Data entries
——————————
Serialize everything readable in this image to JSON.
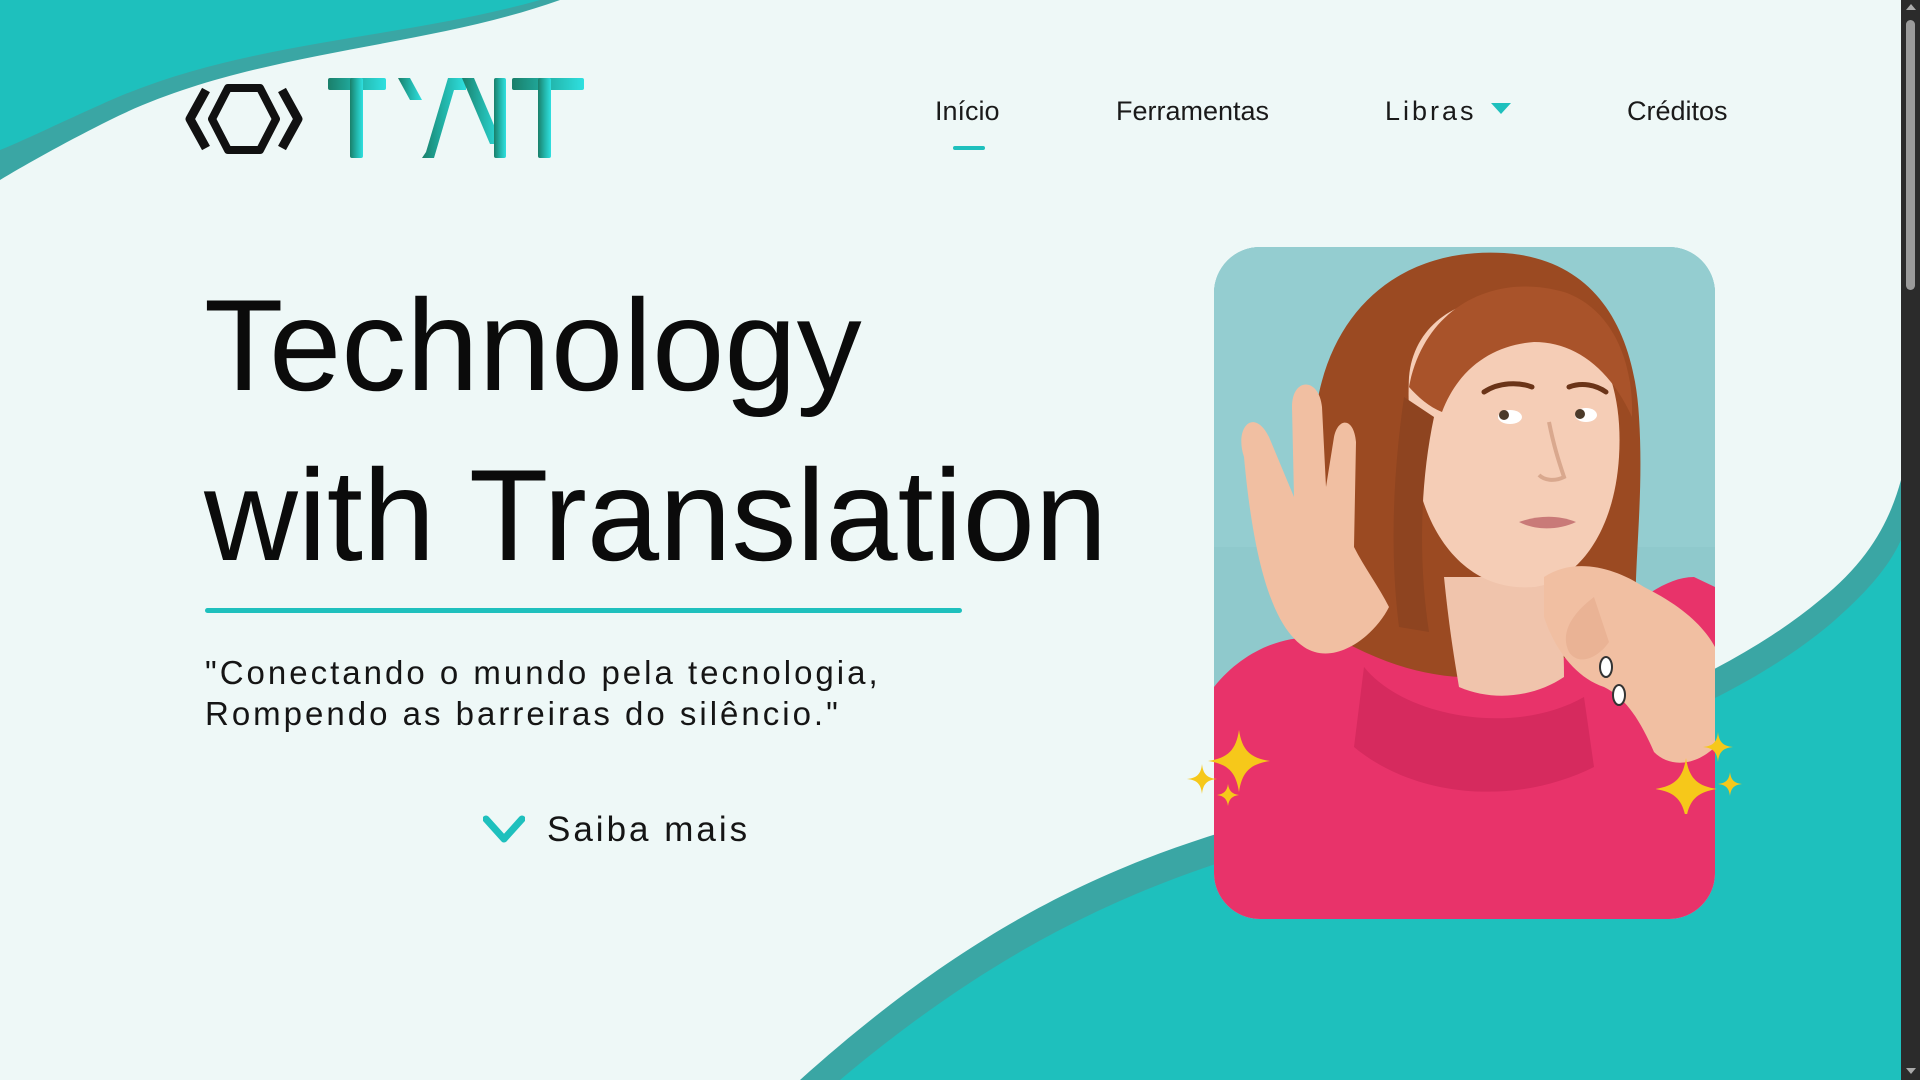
{
  "brand": {
    "logo_text": "T'NT",
    "logo_icon": "hexagon-brackets-icon"
  },
  "nav": {
    "items": [
      {
        "label": "Início",
        "active": true
      },
      {
        "label": "Ferramentas"
      },
      {
        "label": "Libras",
        "has_dropdown": true,
        "dropdown_icon": "caret-down-icon"
      },
      {
        "label": "Créditos"
      }
    ]
  },
  "hero": {
    "title_line1": "Technology",
    "title_line2": "with Translation",
    "quote_line1": "\"Conectando o mundo pela tecnologia,",
    "quote_line2": "Rompendo as barreiras do silêncio.\"",
    "cta_label": "Saiba mais",
    "cta_icon": "chevron-down-icon",
    "image_subject": "woman-listening-hand-to-ear",
    "sparkle_icon": "sparkles-icon"
  },
  "colors": {
    "accent": "#1ec0bd",
    "accent_dark": "#3aa6a4",
    "background": "#eef8f7",
    "sweater": "#e8336a",
    "sparkle": "#f6c81a"
  }
}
——————————
• **Task details**
From the entries above, output every line exactly and omit any image.

• **Written reply**
Serialize everything readable in this image to JSON.
{
  "brand": {
    "logo_text": "T'NT",
    "logo_icon": "hexagon-brackets-icon"
  },
  "nav": {
    "items": [
      {
        "label": "Início",
        "active": true
      },
      {
        "label": "Ferramentas"
      },
      {
        "label": "Libras",
        "has_dropdown": true,
        "dropdown_icon": "caret-down-icon"
      },
      {
        "label": "Créditos"
      }
    ]
  },
  "hero": {
    "title_line1": "Technology",
    "title_line2": "with Translation",
    "quote_line1": "\"Conectando o mundo pela tecnologia,",
    "quote_line2": "Rompendo as barreiras do silêncio.\"",
    "cta_label": "Saiba mais",
    "cta_icon": "chevron-down-icon",
    "image_subject": "woman-listening-hand-to-ear",
    "sparkle_icon": "sparkles-icon"
  },
  "colors": {
    "accent": "#1ec0bd",
    "accent_dark": "#3aa6a4",
    "background": "#eef8f7",
    "sweater": "#e8336a",
    "sparkle": "#f6c81a"
  }
}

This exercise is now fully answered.